[Written task]: Show every line that has the string "much" in it.

********************

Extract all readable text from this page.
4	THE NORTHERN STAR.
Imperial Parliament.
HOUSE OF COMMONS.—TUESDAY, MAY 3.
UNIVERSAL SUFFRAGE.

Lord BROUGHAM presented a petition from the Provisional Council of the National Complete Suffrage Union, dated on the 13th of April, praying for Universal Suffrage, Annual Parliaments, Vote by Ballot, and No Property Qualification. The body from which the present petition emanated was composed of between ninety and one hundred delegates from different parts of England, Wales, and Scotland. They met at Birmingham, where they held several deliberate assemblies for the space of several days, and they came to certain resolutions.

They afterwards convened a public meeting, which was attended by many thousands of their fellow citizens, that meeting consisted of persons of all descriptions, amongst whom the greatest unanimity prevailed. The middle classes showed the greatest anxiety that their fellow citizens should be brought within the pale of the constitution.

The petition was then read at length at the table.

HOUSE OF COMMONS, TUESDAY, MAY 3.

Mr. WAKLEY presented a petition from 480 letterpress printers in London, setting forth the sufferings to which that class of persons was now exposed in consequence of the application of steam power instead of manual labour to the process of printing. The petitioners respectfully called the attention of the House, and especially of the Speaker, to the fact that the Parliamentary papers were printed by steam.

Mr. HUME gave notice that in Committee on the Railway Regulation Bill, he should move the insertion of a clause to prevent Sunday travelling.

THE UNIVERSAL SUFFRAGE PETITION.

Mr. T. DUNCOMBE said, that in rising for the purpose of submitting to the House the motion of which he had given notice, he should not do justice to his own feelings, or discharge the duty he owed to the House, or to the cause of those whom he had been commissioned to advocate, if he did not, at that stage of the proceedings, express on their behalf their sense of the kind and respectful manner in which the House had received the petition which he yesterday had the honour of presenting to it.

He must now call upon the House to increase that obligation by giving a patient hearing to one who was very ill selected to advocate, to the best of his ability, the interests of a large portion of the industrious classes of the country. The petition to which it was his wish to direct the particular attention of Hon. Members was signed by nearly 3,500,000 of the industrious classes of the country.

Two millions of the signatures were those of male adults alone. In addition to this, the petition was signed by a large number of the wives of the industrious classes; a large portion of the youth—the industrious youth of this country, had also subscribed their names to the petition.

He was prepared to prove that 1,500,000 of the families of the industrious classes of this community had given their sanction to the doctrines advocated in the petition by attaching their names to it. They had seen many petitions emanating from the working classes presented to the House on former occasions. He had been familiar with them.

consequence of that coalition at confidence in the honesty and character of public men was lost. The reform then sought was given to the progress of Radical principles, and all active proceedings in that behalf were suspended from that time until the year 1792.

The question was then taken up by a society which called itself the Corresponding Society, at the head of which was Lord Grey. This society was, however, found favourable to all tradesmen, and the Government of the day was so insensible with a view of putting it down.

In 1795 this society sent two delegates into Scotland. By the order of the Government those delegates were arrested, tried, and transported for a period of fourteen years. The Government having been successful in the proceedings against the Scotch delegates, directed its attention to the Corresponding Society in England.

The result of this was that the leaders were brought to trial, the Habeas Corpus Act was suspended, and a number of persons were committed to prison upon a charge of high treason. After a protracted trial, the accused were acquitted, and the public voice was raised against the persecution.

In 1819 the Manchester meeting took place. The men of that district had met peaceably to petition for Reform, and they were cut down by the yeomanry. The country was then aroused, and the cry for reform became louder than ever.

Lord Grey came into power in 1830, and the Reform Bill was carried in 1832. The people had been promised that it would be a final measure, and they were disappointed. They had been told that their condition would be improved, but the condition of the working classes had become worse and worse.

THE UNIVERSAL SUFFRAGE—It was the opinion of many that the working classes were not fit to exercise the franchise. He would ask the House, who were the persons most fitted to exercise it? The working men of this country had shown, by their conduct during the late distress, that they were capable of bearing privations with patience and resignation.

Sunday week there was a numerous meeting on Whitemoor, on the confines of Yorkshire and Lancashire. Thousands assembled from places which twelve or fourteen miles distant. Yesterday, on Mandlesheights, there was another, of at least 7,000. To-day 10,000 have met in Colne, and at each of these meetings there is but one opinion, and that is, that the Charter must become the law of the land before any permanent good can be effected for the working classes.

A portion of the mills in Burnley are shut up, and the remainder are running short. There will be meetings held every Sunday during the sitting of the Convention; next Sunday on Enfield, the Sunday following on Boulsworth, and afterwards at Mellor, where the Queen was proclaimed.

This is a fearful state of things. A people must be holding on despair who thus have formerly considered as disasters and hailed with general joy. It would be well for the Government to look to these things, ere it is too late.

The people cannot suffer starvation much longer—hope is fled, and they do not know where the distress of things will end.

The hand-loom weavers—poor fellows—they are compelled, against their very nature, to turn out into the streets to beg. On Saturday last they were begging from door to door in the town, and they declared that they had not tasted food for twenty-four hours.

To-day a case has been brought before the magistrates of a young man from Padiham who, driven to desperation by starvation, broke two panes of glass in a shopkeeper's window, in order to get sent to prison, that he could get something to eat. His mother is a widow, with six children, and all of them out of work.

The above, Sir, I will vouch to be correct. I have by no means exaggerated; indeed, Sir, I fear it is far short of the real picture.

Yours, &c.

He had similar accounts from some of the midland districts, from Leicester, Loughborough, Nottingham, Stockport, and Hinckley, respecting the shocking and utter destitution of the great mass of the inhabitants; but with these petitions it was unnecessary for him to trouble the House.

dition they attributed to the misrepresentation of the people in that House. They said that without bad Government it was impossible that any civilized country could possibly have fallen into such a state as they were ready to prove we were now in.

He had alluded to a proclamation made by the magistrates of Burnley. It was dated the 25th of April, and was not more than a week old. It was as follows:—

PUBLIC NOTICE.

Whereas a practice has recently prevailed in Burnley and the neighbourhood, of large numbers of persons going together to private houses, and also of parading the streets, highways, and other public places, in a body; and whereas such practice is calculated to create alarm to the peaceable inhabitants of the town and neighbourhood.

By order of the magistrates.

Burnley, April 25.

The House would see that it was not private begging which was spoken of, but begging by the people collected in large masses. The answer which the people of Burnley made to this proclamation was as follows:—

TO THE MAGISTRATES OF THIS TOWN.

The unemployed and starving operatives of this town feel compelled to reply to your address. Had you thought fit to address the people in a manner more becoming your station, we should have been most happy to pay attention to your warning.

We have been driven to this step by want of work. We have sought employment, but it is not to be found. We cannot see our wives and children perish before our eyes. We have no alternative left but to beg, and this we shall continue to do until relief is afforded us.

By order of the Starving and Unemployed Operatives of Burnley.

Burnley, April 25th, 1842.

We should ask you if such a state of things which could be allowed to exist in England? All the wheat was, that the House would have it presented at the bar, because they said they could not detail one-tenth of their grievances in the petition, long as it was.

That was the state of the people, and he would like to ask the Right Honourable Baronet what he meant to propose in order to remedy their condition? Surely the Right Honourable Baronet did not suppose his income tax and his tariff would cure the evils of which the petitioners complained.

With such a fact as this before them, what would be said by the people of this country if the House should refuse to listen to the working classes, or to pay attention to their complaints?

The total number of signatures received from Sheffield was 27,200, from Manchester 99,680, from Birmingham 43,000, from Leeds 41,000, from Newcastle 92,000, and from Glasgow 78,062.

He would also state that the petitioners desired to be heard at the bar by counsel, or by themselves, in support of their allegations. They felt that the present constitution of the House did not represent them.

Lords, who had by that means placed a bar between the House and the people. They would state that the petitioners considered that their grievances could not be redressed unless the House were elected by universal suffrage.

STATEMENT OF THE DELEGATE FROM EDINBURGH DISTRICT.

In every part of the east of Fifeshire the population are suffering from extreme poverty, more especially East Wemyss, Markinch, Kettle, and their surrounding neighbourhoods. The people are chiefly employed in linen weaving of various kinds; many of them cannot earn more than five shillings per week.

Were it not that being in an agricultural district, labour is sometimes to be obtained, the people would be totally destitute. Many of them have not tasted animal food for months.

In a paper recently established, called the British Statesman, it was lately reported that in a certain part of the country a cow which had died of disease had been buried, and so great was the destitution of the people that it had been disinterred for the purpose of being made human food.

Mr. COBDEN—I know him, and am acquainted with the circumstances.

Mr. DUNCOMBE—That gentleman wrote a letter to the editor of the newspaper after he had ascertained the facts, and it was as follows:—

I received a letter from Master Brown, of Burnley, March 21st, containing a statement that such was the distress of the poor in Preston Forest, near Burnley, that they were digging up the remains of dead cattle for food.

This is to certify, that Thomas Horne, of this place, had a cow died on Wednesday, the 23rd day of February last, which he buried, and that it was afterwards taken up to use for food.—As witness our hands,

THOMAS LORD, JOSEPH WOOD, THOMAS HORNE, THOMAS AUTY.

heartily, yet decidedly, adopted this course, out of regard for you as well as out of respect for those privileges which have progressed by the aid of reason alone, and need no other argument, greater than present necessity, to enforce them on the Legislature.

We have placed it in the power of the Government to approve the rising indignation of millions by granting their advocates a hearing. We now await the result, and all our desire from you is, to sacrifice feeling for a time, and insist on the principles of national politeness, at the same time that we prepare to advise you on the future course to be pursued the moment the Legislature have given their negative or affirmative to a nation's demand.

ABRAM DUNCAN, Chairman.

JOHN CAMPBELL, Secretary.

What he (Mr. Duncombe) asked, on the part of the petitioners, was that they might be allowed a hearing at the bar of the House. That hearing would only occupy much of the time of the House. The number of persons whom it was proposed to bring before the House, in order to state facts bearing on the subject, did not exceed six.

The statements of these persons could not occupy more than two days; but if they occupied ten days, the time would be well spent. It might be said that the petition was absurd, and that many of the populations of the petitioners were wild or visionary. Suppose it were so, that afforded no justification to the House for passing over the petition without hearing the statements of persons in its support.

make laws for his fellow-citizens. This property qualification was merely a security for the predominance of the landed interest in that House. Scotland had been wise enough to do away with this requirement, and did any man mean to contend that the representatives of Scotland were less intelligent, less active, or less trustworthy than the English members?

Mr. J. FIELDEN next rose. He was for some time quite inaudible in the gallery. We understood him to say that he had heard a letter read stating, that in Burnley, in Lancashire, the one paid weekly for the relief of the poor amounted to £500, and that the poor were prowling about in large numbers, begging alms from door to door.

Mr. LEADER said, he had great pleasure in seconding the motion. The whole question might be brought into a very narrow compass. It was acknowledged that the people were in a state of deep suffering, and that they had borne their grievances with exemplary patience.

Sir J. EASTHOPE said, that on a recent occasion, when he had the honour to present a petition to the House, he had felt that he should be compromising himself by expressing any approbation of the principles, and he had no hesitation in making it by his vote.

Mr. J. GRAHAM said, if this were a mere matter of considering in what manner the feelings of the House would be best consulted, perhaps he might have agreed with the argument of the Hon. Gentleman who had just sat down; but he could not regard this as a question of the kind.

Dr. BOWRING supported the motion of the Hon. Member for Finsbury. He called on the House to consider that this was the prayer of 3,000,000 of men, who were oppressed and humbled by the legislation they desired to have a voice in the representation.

********************

[Finished answer]:
The people cannot suffer starvation much longer—hope is fled, and they do not know where the distress of things will end.
What he (Mr. Duncombe) asked, on the part of the petitioners, was that they might be allowed a hearing at the bar of the House. That hearing would only occupy much of the time of the House. The number of persons whom it was proposed to bring before the House, in order to state facts bearing on the subject, did not exceed six.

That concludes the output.